══ Entries supplied ══

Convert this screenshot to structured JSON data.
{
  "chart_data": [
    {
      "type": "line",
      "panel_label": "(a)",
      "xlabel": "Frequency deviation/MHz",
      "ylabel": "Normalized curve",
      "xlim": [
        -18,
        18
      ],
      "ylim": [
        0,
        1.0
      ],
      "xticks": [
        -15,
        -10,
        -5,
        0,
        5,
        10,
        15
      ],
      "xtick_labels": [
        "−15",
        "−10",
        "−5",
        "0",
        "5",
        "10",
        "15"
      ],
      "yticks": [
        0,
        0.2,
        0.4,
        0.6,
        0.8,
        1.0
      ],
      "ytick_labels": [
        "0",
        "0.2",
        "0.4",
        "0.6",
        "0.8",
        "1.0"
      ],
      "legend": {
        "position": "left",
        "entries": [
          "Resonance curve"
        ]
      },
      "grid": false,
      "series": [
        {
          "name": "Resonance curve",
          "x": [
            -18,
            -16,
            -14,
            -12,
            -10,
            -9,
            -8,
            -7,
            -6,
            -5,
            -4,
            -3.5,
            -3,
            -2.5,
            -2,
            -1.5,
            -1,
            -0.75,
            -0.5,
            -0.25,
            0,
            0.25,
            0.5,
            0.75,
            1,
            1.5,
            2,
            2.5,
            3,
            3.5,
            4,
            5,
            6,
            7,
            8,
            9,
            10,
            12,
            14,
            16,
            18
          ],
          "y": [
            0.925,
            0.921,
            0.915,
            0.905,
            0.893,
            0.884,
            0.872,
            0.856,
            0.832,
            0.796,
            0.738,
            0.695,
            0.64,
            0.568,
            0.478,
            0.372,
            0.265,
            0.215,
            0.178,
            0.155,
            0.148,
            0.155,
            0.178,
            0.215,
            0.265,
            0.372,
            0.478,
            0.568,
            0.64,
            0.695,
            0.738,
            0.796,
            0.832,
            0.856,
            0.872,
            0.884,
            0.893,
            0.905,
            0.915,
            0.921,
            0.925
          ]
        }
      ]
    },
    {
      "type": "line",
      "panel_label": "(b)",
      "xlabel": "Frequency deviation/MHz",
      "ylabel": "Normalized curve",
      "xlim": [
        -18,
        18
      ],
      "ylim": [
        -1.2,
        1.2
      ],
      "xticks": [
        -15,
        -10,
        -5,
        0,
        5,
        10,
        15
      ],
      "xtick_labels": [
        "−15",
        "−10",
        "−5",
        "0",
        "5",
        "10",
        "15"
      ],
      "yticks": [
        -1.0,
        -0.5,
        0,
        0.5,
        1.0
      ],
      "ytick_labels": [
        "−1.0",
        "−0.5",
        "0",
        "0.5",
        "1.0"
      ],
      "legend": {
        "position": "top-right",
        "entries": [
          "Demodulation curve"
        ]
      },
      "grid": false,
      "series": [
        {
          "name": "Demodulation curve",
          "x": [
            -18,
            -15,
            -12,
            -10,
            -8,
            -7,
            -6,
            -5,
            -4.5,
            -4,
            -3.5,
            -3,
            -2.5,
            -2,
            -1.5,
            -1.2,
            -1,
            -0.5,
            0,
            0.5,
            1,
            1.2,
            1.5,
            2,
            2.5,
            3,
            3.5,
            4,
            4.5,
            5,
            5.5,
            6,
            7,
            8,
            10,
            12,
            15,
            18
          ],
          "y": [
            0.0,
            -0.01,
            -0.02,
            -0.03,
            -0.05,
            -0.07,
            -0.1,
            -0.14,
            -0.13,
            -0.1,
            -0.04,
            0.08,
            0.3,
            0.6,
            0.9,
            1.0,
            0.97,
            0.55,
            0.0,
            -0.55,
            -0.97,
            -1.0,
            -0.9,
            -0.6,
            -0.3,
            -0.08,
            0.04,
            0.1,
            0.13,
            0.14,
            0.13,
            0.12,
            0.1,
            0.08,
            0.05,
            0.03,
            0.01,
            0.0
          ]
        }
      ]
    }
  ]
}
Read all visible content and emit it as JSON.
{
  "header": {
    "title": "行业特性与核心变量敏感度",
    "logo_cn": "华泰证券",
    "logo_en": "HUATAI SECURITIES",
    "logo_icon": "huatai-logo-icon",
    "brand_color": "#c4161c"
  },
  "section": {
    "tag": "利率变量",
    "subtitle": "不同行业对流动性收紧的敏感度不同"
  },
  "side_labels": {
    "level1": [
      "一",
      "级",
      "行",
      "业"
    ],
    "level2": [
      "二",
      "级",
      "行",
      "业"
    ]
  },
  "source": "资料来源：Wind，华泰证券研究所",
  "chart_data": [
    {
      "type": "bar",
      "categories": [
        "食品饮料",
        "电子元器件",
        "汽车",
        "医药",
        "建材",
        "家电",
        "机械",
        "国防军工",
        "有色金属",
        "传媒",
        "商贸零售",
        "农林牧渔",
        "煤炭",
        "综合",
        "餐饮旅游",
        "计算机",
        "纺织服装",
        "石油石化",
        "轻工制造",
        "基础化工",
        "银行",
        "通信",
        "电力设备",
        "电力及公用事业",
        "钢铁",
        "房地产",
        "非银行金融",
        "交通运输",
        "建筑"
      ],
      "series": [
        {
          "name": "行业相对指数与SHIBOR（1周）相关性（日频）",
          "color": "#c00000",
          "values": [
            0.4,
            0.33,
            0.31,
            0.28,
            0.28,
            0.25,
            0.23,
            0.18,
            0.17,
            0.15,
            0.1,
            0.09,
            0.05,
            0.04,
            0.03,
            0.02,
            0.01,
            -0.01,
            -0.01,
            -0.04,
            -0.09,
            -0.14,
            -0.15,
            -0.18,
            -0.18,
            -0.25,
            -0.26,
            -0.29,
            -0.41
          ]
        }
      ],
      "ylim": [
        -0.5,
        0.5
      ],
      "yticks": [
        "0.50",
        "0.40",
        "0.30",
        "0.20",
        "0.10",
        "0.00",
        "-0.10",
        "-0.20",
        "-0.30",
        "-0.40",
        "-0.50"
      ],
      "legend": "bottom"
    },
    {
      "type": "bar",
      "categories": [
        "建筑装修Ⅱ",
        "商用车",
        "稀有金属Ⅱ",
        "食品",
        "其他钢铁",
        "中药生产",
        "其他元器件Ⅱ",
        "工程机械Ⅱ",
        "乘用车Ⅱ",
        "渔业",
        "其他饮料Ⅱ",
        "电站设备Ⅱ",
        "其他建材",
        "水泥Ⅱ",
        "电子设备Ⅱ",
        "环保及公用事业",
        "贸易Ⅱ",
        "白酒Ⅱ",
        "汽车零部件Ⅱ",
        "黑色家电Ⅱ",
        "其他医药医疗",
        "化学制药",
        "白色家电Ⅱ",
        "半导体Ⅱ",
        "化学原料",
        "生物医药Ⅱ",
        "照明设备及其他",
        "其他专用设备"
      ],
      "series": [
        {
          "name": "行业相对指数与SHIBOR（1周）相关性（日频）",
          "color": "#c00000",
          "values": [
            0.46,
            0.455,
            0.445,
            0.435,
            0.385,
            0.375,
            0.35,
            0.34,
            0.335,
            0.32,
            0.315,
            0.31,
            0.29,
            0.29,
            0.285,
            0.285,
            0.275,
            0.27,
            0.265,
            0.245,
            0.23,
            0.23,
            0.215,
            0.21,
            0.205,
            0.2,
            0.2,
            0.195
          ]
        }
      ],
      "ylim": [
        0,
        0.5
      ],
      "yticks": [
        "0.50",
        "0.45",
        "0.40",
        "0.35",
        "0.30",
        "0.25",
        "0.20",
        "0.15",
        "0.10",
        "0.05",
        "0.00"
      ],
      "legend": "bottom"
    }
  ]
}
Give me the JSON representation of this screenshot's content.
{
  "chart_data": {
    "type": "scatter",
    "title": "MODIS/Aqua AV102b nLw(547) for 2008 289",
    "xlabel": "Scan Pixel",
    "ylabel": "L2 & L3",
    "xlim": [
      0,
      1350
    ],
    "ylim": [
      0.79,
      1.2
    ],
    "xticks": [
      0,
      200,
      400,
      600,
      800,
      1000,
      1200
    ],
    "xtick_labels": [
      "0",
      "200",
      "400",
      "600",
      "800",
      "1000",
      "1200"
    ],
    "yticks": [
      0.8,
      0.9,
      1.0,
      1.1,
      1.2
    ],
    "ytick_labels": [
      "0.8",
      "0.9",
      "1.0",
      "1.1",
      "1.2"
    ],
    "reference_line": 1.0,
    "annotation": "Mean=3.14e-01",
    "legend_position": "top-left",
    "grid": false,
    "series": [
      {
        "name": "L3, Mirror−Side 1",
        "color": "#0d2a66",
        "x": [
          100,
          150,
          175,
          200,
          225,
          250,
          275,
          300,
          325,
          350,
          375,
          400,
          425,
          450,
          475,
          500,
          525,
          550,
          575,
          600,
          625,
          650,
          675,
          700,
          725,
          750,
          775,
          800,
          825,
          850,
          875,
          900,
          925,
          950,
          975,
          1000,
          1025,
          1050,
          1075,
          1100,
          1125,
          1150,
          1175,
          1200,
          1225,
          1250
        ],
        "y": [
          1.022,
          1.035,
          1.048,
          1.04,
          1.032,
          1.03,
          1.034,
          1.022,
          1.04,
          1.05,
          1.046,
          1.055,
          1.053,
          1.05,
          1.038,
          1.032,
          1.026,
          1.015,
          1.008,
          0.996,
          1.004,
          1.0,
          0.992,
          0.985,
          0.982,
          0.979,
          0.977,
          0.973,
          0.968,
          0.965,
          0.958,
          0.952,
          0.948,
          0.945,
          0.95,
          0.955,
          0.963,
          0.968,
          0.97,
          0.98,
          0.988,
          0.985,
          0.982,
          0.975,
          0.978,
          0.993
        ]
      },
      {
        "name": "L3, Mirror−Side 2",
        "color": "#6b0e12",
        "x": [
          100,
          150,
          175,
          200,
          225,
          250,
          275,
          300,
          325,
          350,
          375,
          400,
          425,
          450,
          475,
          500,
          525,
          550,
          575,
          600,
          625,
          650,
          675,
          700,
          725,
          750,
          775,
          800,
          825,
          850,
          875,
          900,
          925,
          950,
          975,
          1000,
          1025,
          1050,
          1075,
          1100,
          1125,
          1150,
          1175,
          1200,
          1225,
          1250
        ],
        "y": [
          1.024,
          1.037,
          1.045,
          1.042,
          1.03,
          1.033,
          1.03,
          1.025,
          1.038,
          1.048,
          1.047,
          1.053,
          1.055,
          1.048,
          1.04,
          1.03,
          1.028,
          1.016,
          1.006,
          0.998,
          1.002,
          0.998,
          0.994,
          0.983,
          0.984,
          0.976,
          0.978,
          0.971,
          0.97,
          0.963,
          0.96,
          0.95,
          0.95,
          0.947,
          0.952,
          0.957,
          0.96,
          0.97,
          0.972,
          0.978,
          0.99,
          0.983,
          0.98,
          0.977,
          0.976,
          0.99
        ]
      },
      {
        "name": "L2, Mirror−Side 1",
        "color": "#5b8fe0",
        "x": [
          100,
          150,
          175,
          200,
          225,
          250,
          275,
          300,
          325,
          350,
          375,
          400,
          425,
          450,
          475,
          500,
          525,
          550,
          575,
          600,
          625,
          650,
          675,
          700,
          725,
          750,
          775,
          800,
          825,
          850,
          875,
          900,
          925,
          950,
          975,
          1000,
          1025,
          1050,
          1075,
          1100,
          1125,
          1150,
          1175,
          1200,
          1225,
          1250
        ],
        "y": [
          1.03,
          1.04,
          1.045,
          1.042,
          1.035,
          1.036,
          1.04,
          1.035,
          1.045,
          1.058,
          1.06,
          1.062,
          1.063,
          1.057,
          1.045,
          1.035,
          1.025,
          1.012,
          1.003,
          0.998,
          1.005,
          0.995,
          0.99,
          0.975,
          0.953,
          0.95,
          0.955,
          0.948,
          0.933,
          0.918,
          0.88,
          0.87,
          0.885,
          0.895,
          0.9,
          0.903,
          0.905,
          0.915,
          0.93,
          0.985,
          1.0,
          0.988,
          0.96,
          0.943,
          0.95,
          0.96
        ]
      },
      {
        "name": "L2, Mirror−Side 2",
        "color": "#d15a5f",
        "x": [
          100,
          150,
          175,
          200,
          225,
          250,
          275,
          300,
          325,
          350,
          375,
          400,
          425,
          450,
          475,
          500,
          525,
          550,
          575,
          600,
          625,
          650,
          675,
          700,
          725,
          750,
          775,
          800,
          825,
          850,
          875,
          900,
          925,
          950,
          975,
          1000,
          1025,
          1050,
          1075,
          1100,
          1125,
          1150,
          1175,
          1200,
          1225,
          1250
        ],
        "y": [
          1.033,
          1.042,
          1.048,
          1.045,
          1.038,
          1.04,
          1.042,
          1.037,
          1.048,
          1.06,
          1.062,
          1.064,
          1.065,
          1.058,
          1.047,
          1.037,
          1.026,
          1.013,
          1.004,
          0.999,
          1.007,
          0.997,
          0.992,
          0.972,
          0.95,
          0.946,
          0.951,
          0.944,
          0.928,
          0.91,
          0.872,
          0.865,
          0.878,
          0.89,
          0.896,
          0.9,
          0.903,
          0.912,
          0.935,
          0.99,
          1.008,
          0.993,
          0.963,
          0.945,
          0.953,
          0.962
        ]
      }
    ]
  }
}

═══

Task prompt =
Gather from the records above every line containing the string "Mirror".

The solution =
        "name": "L3, Mirror−Side 1",
        "name": "L3, Mirror−Side 2",
        "name": "L2, Mirror−Side 1",
        "name": "L2, Mirror−Side 2",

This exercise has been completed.